▶ Goal
Answer with one number: the count of lines in the listing below that hold the word "сырую".

▶ Record extracts

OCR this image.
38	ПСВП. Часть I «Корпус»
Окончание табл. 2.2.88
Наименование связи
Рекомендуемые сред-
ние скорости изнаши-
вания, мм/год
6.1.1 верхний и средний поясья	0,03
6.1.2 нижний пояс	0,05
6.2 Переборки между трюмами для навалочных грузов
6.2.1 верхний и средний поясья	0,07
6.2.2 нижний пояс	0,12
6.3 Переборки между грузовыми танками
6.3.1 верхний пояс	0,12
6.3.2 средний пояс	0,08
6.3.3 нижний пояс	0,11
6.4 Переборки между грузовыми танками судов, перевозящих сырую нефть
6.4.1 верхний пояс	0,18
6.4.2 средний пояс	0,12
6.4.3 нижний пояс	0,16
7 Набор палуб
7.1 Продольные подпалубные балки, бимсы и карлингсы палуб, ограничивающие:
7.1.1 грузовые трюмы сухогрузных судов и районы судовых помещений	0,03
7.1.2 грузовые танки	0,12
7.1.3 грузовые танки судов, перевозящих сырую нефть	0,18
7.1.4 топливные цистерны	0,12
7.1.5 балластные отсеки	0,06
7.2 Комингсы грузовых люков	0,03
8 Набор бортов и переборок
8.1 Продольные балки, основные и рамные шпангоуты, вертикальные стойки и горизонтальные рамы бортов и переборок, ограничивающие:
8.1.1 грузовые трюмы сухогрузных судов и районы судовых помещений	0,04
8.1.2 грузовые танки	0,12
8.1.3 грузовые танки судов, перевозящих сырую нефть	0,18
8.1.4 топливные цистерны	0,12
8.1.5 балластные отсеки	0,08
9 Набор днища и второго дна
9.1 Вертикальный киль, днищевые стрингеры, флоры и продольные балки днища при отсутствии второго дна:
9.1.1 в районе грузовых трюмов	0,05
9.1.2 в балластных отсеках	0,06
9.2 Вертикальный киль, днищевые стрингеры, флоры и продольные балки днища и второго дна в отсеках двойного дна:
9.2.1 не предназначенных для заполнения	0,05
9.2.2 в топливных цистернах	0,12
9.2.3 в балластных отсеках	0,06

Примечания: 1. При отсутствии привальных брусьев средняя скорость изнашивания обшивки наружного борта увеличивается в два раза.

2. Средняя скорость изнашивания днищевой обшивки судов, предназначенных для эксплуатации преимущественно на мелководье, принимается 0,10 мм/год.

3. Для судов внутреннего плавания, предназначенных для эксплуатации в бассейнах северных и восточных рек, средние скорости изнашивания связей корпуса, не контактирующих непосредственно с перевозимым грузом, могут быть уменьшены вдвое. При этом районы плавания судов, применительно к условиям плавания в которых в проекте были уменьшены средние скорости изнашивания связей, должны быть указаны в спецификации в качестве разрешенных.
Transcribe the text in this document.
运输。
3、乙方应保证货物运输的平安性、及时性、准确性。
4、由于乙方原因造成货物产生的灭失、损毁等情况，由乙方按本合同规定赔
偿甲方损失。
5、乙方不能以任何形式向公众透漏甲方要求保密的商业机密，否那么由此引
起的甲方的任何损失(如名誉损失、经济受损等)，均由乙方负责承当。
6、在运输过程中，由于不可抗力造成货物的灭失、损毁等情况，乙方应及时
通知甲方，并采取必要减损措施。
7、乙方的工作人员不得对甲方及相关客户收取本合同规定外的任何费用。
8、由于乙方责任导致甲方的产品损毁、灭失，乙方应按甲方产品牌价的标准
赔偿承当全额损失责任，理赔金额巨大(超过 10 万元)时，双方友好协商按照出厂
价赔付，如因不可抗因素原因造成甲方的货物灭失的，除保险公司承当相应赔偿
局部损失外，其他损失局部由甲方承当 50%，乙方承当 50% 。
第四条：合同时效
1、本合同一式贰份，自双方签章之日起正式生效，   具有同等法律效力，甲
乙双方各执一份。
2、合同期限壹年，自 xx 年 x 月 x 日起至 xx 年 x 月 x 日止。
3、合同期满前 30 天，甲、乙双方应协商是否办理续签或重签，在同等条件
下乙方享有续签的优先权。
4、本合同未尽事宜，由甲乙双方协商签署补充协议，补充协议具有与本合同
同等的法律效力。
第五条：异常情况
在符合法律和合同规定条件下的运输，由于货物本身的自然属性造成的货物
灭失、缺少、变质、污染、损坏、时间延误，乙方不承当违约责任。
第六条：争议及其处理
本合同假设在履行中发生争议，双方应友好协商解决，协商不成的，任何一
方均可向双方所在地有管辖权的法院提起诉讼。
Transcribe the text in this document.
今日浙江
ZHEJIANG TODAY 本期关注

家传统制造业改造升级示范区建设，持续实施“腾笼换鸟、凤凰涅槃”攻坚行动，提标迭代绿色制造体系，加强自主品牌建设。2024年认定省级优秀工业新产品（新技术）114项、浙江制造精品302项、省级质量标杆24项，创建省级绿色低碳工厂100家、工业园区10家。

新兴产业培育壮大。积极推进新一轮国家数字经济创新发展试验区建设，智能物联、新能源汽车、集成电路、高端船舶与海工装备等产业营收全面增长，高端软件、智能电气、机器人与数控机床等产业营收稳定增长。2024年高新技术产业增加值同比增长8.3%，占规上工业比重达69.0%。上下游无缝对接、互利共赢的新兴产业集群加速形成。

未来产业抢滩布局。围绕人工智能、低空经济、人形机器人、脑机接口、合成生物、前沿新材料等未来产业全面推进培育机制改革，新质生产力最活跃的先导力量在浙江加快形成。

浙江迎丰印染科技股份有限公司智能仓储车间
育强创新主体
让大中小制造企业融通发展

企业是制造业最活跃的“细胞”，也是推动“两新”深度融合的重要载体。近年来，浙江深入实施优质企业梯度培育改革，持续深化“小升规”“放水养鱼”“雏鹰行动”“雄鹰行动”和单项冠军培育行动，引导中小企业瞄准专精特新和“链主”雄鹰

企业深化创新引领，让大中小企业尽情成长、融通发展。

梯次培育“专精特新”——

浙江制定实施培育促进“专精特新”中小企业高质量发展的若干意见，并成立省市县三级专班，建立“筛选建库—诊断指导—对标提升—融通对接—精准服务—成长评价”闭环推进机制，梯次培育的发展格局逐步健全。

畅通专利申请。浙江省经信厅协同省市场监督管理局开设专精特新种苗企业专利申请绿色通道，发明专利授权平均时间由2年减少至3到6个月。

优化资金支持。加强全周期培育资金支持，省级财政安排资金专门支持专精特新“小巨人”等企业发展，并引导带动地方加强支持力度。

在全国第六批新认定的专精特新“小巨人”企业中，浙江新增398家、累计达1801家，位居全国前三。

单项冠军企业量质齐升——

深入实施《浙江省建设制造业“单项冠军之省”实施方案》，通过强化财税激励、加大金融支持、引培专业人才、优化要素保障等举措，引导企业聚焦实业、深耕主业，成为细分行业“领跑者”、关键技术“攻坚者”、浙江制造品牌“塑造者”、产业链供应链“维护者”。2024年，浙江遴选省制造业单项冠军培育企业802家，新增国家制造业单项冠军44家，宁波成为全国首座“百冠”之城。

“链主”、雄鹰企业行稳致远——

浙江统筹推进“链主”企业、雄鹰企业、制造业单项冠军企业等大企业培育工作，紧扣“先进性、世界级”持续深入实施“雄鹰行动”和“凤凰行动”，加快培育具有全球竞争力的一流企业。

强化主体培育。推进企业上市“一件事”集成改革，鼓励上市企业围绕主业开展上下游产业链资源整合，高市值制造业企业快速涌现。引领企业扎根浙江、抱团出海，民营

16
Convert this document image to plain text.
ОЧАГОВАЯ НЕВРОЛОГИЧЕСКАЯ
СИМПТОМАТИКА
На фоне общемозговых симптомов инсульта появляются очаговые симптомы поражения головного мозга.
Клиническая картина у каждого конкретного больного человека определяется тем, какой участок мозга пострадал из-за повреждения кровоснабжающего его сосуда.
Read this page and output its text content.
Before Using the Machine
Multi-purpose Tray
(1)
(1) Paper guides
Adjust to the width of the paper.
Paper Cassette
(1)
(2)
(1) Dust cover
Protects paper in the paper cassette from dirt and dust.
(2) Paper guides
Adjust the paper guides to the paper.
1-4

▶ Task output
3